Type out the data exactly as given. Skip any image.

MATERIALS PROVIDED -
"""
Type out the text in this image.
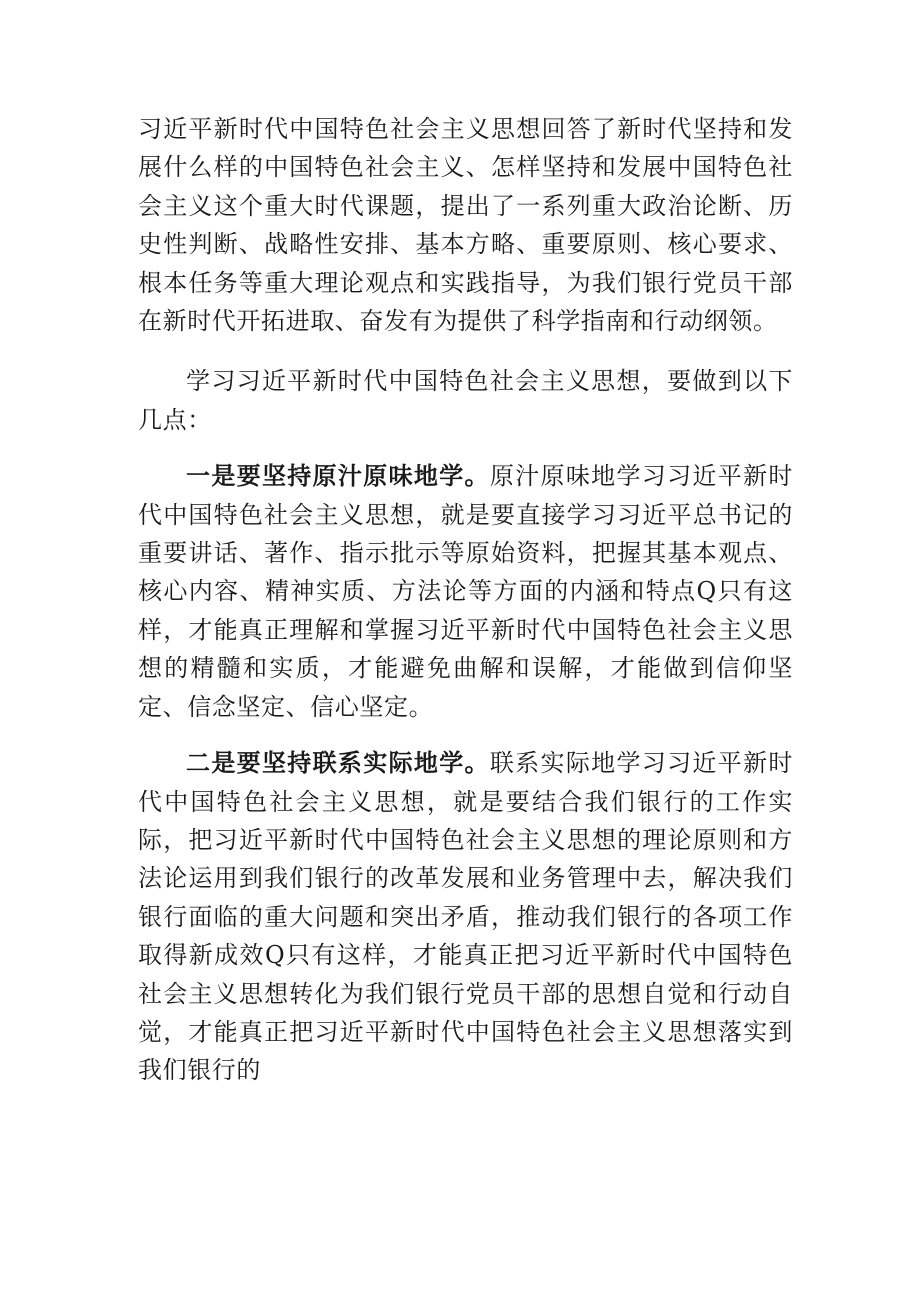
习近平新时代中国特色社会主义思想回答了新时代坚持和发展什么样的中国特色社会主义、怎样坚持和发展中国特色社会主义这个重大时代课题，提出了一系列重大政治论断、历史性判断、战略性安排、基本方略、重要原则、核心要求、根本任务等重大理论观点和实践指导，为我们银行党员干部在新时代开拓进取、奋发有为提供了科学指南和行动纲领。

学习习近平新时代中国特色社会主义思想，要做到以下几点：

一是要坚持原汁原味地学。原汁原味地学习习近平新时代中国特色社会主义思想，就是要直接学习习近平总书记的重要讲话、著作、指示批示等原始资料，把握其基本观点、核心内容、精神实质、方法论等方面的内涵和特点Q只有这样，才能真正理解和掌握习近平新时代中国特色社会主义思想的精髓和实质，才能避免曲解和误解，才能做到信仰坚定、信念坚定、信心坚定。

二是要坚持联系实际地学。联系实际地学习习近平新时代中国特色社会主义思想，就是要结合我们银行的工作实际，把习近平新时代中国特色社会主义思想的理论原则和方法论运用到我们银行的改革发展和业务管理中去，解决我们银行面临的重大问题和突出矛盾，推动我们银行的各项工作取得新成效Q只有这样，才能真正把习近平新时代中国特色社会主义思想转化为我们银行党员干部的思想自觉和行动自觉，才能真正把习近平新时代中国特色社会主义思想落实到我们银行的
"""
FINAL RESULT -
Type out the text in this image.
习近平新时代中国特色社会主义思想回答了新时代坚持和发展什么样的中国特色社会主义、怎样坚持和发展中国特色社会主义这个重大时代课题，提出了一系列重大政治论断、历史性判断、战略性安排、基本方略、重要原则、核心要求、根本任务等重大理论观点和实践指导，为我们银行党员干部在新时代开拓进取、奋发有为提供了科学指南和行动纲领。

学习习近平新时代中国特色社会主义思想，要做到以下几点：

一是要坚持原汁原味地学。原汁原味地学习习近平新时代中国特色社会主义思想，就是要直接学习习近平总书记的重要讲话、著作、指示批示等原始资料，把握其基本观点、核心内容、精神实质、方法论等方面的内涵和特点Q只有这样，才能真正理解和掌握习近平新时代中国特色社会主义思想的精髓和实质，才能避免曲解和误解，才能做到信仰坚定、信念坚定、信心坚定。

二是要坚持联系实际地学。联系实际地学习习近平新时代中国特色社会主义思想，就是要结合我们银行的工作实际，把习近平新时代中国特色社会主义思想的理论原则和方法论运用到我们银行的改革发展和业务管理中去，解决我们银行面临的重大问题和突出矛盾，推动我们银行的各项工作取得新成效Q只有这样，才能真正把习近平新时代中国特色社会主义思想转化为我们银行党员干部的思想自觉和行动自觉，才能真正把习近平新时代中国特色社会主义思想落实到我们银行的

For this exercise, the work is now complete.